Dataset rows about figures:

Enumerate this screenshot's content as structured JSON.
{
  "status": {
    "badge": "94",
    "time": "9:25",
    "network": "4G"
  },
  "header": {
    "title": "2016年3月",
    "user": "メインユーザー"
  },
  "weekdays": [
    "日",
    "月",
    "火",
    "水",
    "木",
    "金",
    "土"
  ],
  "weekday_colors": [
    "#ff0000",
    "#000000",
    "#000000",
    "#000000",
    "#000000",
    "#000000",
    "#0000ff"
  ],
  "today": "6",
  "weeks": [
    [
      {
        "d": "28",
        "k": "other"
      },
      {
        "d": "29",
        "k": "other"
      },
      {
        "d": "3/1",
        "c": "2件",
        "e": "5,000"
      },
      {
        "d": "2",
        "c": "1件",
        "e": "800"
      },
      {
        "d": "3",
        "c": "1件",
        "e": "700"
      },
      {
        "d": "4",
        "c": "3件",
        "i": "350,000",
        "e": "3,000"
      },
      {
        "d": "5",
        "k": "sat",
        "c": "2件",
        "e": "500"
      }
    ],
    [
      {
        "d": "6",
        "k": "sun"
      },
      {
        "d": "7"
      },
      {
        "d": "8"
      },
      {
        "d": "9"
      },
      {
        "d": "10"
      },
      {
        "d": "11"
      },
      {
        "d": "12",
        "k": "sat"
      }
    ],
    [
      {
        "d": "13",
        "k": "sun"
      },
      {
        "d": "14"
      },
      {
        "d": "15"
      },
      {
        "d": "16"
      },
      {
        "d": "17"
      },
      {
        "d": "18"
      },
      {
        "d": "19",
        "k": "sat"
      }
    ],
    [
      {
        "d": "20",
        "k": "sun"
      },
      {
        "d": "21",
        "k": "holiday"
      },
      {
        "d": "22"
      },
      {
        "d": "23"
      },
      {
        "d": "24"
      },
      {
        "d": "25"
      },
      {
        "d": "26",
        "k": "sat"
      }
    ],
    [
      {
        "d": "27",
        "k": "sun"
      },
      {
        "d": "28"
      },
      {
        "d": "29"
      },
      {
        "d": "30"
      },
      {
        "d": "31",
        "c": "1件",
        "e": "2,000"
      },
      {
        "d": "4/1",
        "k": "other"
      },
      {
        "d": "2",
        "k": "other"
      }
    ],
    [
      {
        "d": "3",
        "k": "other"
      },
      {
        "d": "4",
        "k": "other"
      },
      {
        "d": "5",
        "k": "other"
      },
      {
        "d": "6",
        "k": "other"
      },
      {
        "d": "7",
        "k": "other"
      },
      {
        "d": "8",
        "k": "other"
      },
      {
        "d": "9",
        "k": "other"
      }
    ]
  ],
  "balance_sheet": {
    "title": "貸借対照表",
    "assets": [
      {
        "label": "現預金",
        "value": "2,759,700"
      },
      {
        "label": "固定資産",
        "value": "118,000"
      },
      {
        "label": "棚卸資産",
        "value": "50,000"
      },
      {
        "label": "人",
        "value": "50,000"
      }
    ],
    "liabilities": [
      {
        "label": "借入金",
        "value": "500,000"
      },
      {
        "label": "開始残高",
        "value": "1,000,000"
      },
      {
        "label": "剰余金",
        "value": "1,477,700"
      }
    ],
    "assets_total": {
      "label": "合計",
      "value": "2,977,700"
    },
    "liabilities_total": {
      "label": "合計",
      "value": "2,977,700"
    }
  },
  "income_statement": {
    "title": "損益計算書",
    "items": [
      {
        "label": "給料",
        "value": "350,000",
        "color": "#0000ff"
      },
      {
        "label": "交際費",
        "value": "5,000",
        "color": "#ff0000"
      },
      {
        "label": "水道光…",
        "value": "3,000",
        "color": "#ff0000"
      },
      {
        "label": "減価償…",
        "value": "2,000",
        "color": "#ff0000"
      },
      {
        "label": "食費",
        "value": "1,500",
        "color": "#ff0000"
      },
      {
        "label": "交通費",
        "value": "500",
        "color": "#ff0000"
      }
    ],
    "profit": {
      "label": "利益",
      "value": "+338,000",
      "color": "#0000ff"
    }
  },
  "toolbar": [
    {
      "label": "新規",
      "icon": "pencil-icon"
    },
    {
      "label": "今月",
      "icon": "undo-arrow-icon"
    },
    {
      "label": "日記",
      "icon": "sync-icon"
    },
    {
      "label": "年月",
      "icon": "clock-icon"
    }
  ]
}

— What is needed —
Report how many lines in these entries contain "icon". Answer with the number only.

— Output of the task —
4